- TASK BRIEF -
Reproduce the listing below line for line, with no alterations, and leave out the pictures.

- DATA -
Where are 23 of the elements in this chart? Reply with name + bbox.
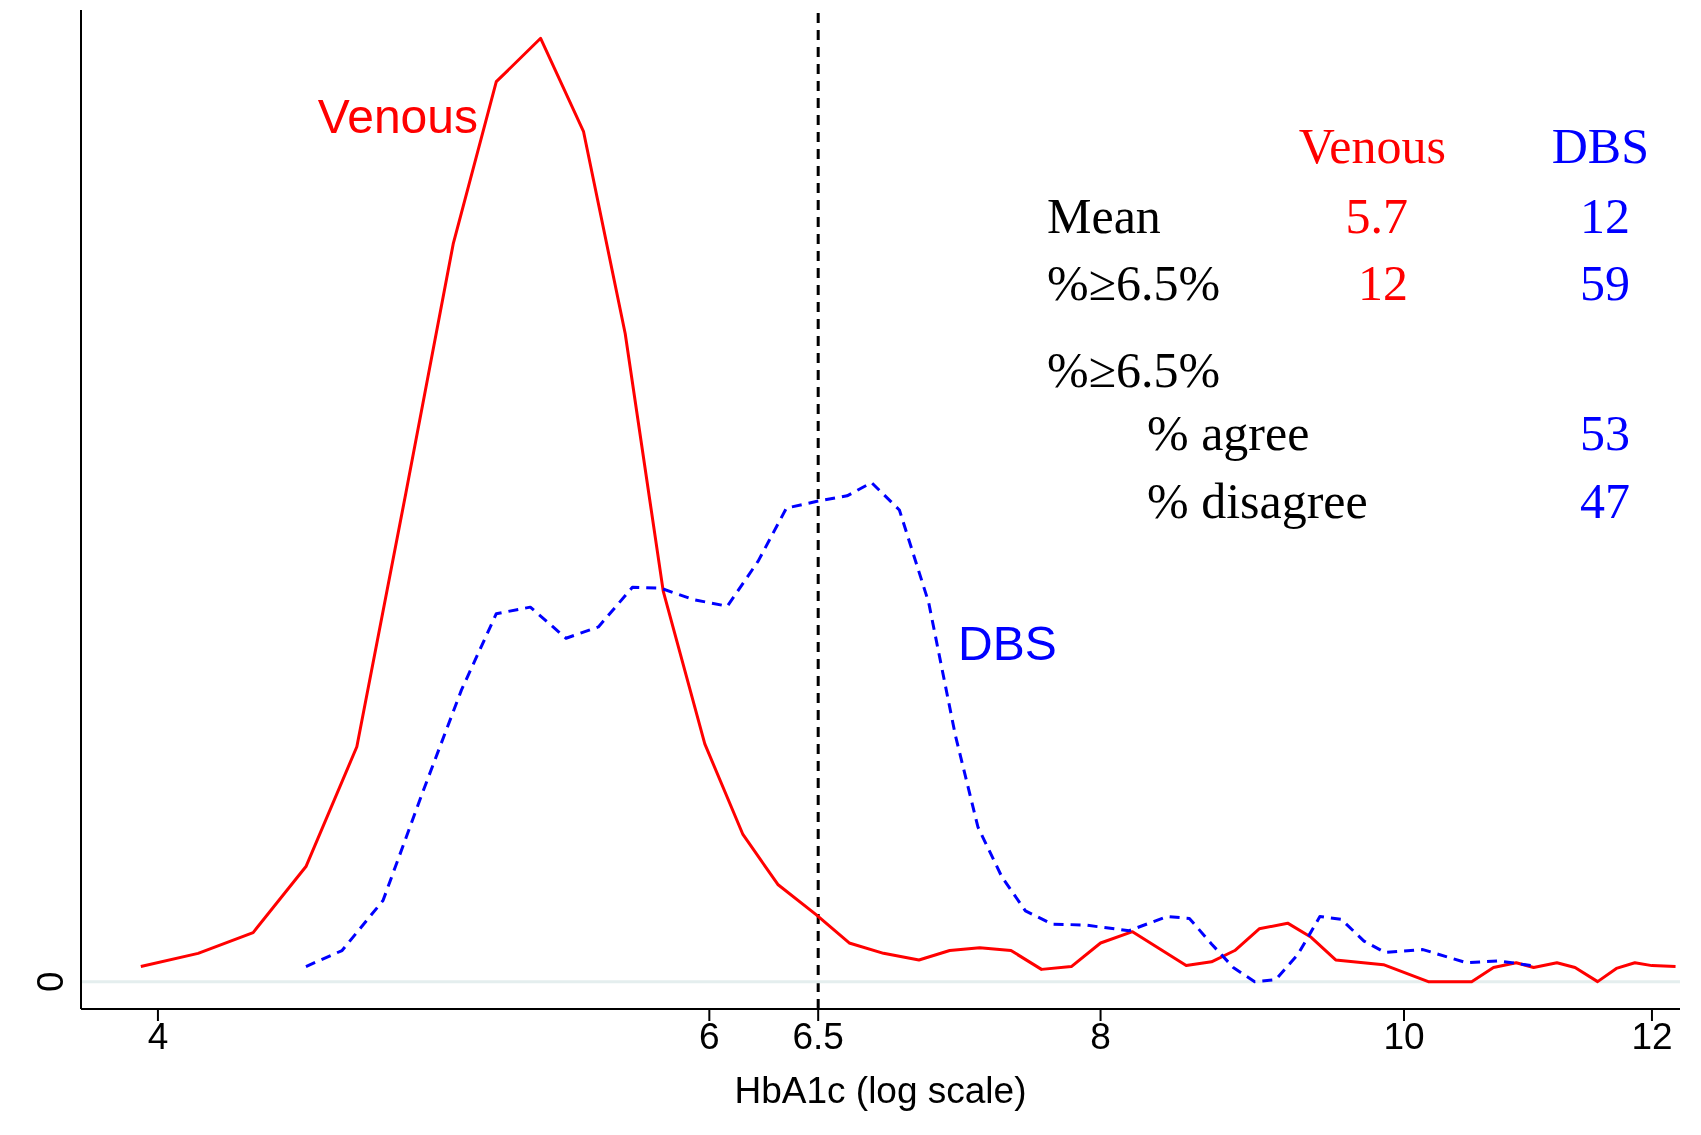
annotation: DBS bbox=[1551, 118, 1649, 174]
annotation: 12 bbox=[1580, 188, 1630, 244]
series-label: DBS bbox=[958, 617, 1057, 670]
annotation: %≥6.5% bbox=[1047, 255, 1221, 311]
x-tick-label: 12 bbox=[1631, 1016, 1673, 1058]
annotation: % disagree bbox=[1147, 473, 1368, 529]
annotation: Venous bbox=[1298, 118, 1446, 174]
annotation: % agree bbox=[1147, 405, 1310, 461]
x-tick-label: 6 bbox=[699, 1016, 720, 1058]
x-tick-label: 6.5 bbox=[792, 1016, 844, 1058]
x-axis-title: HbA1c (log scale) bbox=[734, 1070, 1027, 1111]
annotation: 47 bbox=[1580, 473, 1630, 529]
annotation: 12 bbox=[1358, 255, 1408, 311]
x-tick-label: 4 bbox=[147, 1016, 169, 1058]
annotation: 53 bbox=[1580, 405, 1630, 461]
ref-line-label: 0 bbox=[29, 971, 71, 992]
x-tick-label: 8 bbox=[1090, 1016, 1111, 1058]
annotation: 5.7 bbox=[1345, 188, 1408, 244]
annotation: %≥6.5% bbox=[1047, 342, 1221, 398]
annotation: 59 bbox=[1580, 255, 1630, 311]
x-tick-label: 10 bbox=[1383, 1016, 1425, 1058]
series-label: Venous bbox=[317, 90, 478, 143]
annotation: Mean bbox=[1047, 188, 1161, 244]
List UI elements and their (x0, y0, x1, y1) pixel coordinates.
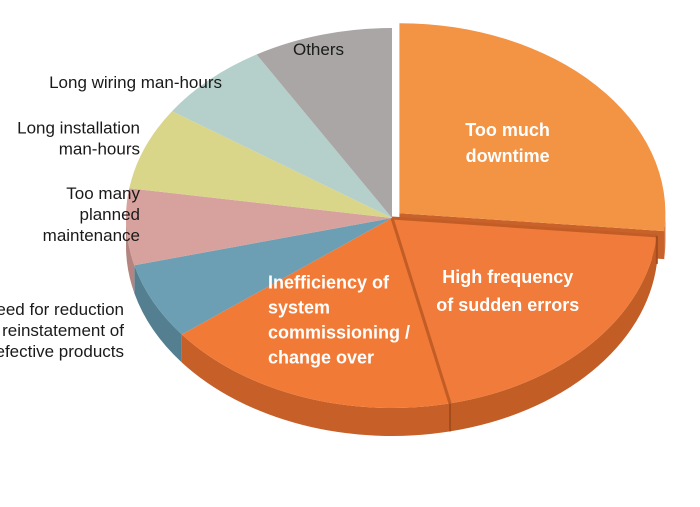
pie-slice-high-frequency-of-sudden-errors (392, 218, 657, 404)
pie-seam-inefficiency-of-system-commissioning-change-over (390, 217, 452, 404)
pie-side-inefficiency-of-system-commissioning-change-over (181, 334, 451, 436)
slice-label-line: Inefficiency of (268, 273, 390, 293)
slice-label-line: planned (79, 205, 140, 224)
slice-label-line: downtime (466, 146, 550, 166)
slice-label-inefficiency-of-system-commissioning-change-over: Inefficiency of system commissioning / chan… (268, 273, 410, 368)
slice-label-need-for-reduction-of-reinstatement-of-defective-products: Need for reduction of reinstatement of def… (0, 300, 124, 361)
slice-label-high-frequency-of-sudden-errors: High frequency of sudden errors (436, 267, 579, 315)
slice-label-line: commissioning / (268, 323, 410, 343)
slice-label-line: Long installation (17, 119, 140, 138)
slice-label-line: Need for reduction (0, 300, 124, 319)
pie-slice-too-many-planned-maintenance (125, 188, 392, 266)
pie-side-too-many-planned-maintenance (126, 218, 135, 294)
slice-label-line: Too many (66, 184, 140, 203)
pie-side-high-frequency-of-sudden-errors (450, 235, 657, 432)
slice-label-too-much-downtime: Too much downtime (465, 120, 550, 166)
pie-slice-inefficiency-of-system-commissioning-change-over (181, 218, 451, 409)
pie-side-too-much-downtime (664, 213, 666, 260)
slice-label-line: Long wiring man-hours (49, 73, 222, 92)
pie-seam-high-frequency-of-sudden-errors (391, 216, 657, 238)
slice-label-long-installation-man-hours: Long installation man-hours (17, 119, 140, 159)
slice-label-line: defective products (0, 342, 124, 361)
pie-slice-too-much-downtime (399, 23, 666, 232)
pie-side-need-for-reduction-of-reinstatement-of-defective-products (134, 265, 182, 363)
slice-label-line: man-hours (59, 140, 140, 159)
slice-label-line: Too much (465, 120, 550, 140)
slice-label-line: change over (268, 348, 374, 368)
slice-label-others: Others (293, 40, 344, 59)
slice-label-line: of sudden errors (436, 295, 579, 315)
slice-label-line: of reinstatement of (0, 321, 124, 340)
slice-label-line: system (268, 298, 330, 318)
pie-slice-need-for-reduction-of-reinstatement-of-defective-products (134, 218, 392, 335)
pie-slice-others (256, 28, 392, 218)
slice-label-line: Others (293, 40, 344, 59)
slice-label-line: High frequency (442, 267, 573, 287)
pie-slice-long-wiring-man-hours (171, 54, 392, 218)
pie-labels: Too much downtime High frequency of sudden … (0, 40, 579, 368)
pie-slices (125, 23, 666, 432)
slice-label-line: maintenance (43, 226, 140, 245)
slice-label-long-wiring-man-hours: Long wiring man-hours (49, 73, 222, 92)
pie-slice-long-installation-man-hours (129, 111, 392, 218)
slice-label-too-many-planned-maintenance: Too many planned maintenance (43, 184, 141, 245)
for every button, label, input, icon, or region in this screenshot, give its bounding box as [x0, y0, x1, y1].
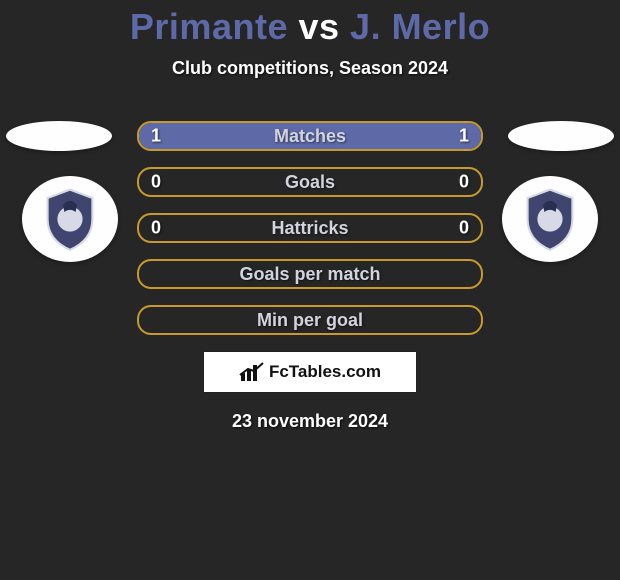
- comparison-infographic: Primante vs J. Merlo Club competitions, …: [0, 0, 620, 580]
- club-badge-icon: [35, 184, 105, 254]
- stat-value-left: 1: [151, 126, 161, 147]
- player1-avatar-placeholder: [6, 121, 112, 151]
- stat-rows: 1 1 Matches 0 0 Goals 0 0 Hattricks Goals per mat…: [137, 121, 483, 335]
- stat-label: Hattricks: [271, 218, 348, 239]
- stat-row: 0 0 Goals: [137, 167, 483, 197]
- stat-value-left: 0: [151, 172, 161, 193]
- stat-row: Min per goal: [137, 305, 483, 335]
- stat-label: Goals: [285, 172, 335, 193]
- source-logo: FcTables.com: [203, 351, 417, 393]
- date: 23 november 2024: [0, 411, 620, 432]
- player1-name: Primante: [130, 6, 288, 47]
- stat-label: Goals per match: [239, 264, 380, 285]
- stat-row: Goals per match: [137, 259, 483, 289]
- player2-club-badge: [502, 176, 598, 262]
- stat-value-right: 0: [459, 172, 469, 193]
- club-badge-icon: [515, 184, 585, 254]
- stat-row: 0 0 Hattricks: [137, 213, 483, 243]
- stat-value-right: 0: [459, 218, 469, 239]
- player2-avatar-placeholder: [508, 121, 614, 151]
- stat-value-left: 0: [151, 218, 161, 239]
- stat-label: Min per goal: [257, 310, 363, 331]
- subtitle: Club competitions, Season 2024: [0, 58, 620, 79]
- page-title: Primante vs J. Merlo: [0, 0, 620, 48]
- stat-value-right: 1: [459, 126, 469, 147]
- stat-label: Matches: [274, 126, 346, 147]
- stats-area: 1 1 Matches 0 0 Goals 0 0 Hattricks Goals per mat…: [0, 121, 620, 432]
- logo-text: FcTables.com: [269, 362, 381, 382]
- chart-icon: [239, 361, 265, 383]
- stat-row: 1 1 Matches: [137, 121, 483, 151]
- vs-separator: vs: [298, 6, 339, 47]
- player2-name: J. Merlo: [350, 6, 490, 47]
- player1-club-badge: [22, 176, 118, 262]
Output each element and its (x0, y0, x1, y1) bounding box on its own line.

- THE SOLUTION -
Where are 23 of the elements in this chart? Reply with name + bbox.
annotation: DBS bbox=[1551, 118, 1649, 174]
annotation: 12 bbox=[1580, 188, 1630, 244]
series-label: DBS bbox=[958, 617, 1057, 670]
annotation: %≥6.5% bbox=[1047, 255, 1221, 311]
x-tick-label: 12 bbox=[1631, 1016, 1673, 1058]
annotation: % disagree bbox=[1147, 473, 1368, 529]
annotation: Venous bbox=[1298, 118, 1446, 174]
annotation: % agree bbox=[1147, 405, 1310, 461]
x-tick-label: 6 bbox=[699, 1016, 720, 1058]
x-tick-label: 6.5 bbox=[792, 1016, 844, 1058]
x-axis-title: HbA1c (log scale) bbox=[734, 1070, 1027, 1111]
annotation: 47 bbox=[1580, 473, 1630, 529]
annotation: 12 bbox=[1358, 255, 1408, 311]
x-tick-label: 4 bbox=[147, 1016, 169, 1058]
annotation: 53 bbox=[1580, 405, 1630, 461]
ref-line-label: 0 bbox=[29, 971, 71, 992]
x-tick-label: 8 bbox=[1090, 1016, 1111, 1058]
annotation: 5.7 bbox=[1345, 188, 1408, 244]
annotation: %≥6.5% bbox=[1047, 342, 1221, 398]
annotation: 59 bbox=[1580, 255, 1630, 311]
x-tick-label: 10 bbox=[1383, 1016, 1425, 1058]
series-label: Venous bbox=[317, 90, 478, 143]
annotation: Mean bbox=[1047, 188, 1161, 244]
List UI elements and their (x0, y0, x1, y1) pixel coordinates.
pie-slice-high-frequency-of-sudden-errors (392, 218, 657, 404)
pie-seam-inefficiency-of-system-commissioning-change-over (390, 217, 452, 404)
pie-side-inefficiency-of-system-commissioning-change-over (181, 334, 451, 436)
slice-label-line: Inefficiency of (268, 273, 390, 293)
slice-label-line: planned (79, 205, 140, 224)
slice-label-line: downtime (466, 146, 550, 166)
slice-label-inefficiency-of-system-commissioning-change-over: Inefficiency of system commissioning / chan… (268, 273, 410, 368)
slice-label-need-for-reduction-of-reinstatement-of-defective-products: Need for reduction of reinstatement of def… (0, 300, 124, 361)
slice-label-high-frequency-of-sudden-errors: High frequency of sudden errors (436, 267, 579, 315)
slice-label-line: commissioning / (268, 323, 410, 343)
slice-label-line: Long installation (17, 119, 140, 138)
slice-label-line: Need for reduction (0, 300, 124, 319)
pie-slice-too-many-planned-maintenance (125, 188, 392, 266)
pie-side-too-many-planned-maintenance (126, 218, 135, 294)
slice-label-line: Too many (66, 184, 140, 203)
pie-side-high-frequency-of-sudden-errors (450, 235, 657, 432)
slice-label-too-much-downtime: Too much downtime (465, 120, 550, 166)
pie-slice-inefficiency-of-system-commissioning-change-over (181, 218, 451, 409)
pie-side-too-much-downtime (664, 213, 666, 260)
slice-label-line: Long wiring man-hours (49, 73, 222, 92)
pie-seam-high-frequency-of-sudden-errors (391, 216, 657, 238)
slice-label-long-installation-man-hours: Long installation man-hours (17, 119, 140, 159)
slice-label-line: defective products (0, 342, 124, 361)
pie-slice-too-much-downtime (399, 23, 666, 232)
pie-side-need-for-reduction-of-reinstatement-of-defective-products (134, 265, 182, 363)
slice-label-line: man-hours (59, 140, 140, 159)
slice-label-line: Too much (465, 120, 550, 140)
slice-label-line: change over (268, 348, 374, 368)
slice-label-others: Others (293, 40, 344, 59)
slice-label-line: of sudden errors (436, 295, 579, 315)
slice-label-line: of reinstatement of (0, 321, 124, 340)
slice-label-line: system (268, 298, 330, 318)
pie-slice-need-for-reduction-of-reinstatement-of-defective-products (134, 218, 392, 335)
pie-slice-others (256, 28, 392, 218)
slice-label-line: Others (293, 40, 344, 59)
slice-label-line: High frequency (442, 267, 573, 287)
pie-slice-long-wiring-man-hours (171, 54, 392, 218)
pie-labels: Too much downtime High frequency of sudden … (0, 40, 579, 368)
pie-slices (125, 23, 666, 432)
slice-label-line: maintenance (43, 226, 140, 245)
slice-label-long-wiring-man-hours: Long wiring man-hours (49, 73, 222, 92)
pie-slice-long-installation-man-hours (129, 111, 392, 218)
slice-label-too-many-planned-maintenance: Too many planned maintenance (43, 184, 141, 245)
for every button, label, input, icon, or region in this screenshot, give its bounding box as [x0, y0, x1, y1].
- comparison-infographic: Primante vs J. Merlo Club competitions, …: [0, 0, 620, 580]
- club-badge-icon: [35, 184, 105, 254]
- stat-value-left: 1: [151, 126, 161, 147]
- player1-avatar-placeholder: [6, 121, 112, 151]
- stat-rows: 1 1 Matches 0 0 Goals 0 0 Hattricks Goals per mat…: [137, 121, 483, 335]
- stat-label: Hattricks: [271, 218, 348, 239]
- stat-row: 0 0 Goals: [137, 167, 483, 197]
- stat-value-left: 0: [151, 172, 161, 193]
- stat-row: Min per goal: [137, 305, 483, 335]
- stat-label: Goals: [285, 172, 335, 193]
- source-logo: FcTables.com: [203, 351, 417, 393]
- date: 23 november 2024: [0, 411, 620, 432]
- player1-name: Primante: [130, 6, 288, 47]
- stat-label: Goals per match: [239, 264, 380, 285]
- stat-row: Goals per match: [137, 259, 483, 289]
- player2-club-badge: [502, 176, 598, 262]
- stat-value-right: 0: [459, 172, 469, 193]
- club-badge-icon: [515, 184, 585, 254]
- stat-row: 0 0 Hattricks: [137, 213, 483, 243]
- stat-value-right: 0: [459, 218, 469, 239]
- player2-avatar-placeholder: [508, 121, 614, 151]
- stat-value-left: 0: [151, 218, 161, 239]
- stat-label: Min per goal: [257, 310, 363, 331]
- subtitle: Club competitions, Season 2024: [0, 58, 620, 79]
- page-title: Primante vs J. Merlo: [0, 0, 620, 48]
- stat-value-right: 1: [459, 126, 469, 147]
- stat-label: Matches: [274, 126, 346, 147]
- stats-area: 1 1 Matches 0 0 Goals 0 0 Hattricks Goals per mat…: [0, 121, 620, 432]
- logo-text: FcTables.com: [269, 362, 381, 382]
- chart-icon: [239, 361, 265, 383]
- stat-row: 1 1 Matches: [137, 121, 483, 151]
- vs-separator: vs: [298, 6, 339, 47]
- player2-name: J. Merlo: [350, 6, 490, 47]
- player1-club-badge: [22, 176, 118, 262]
Output each element and its (x0, y0, x1, y1) bounding box on its own line.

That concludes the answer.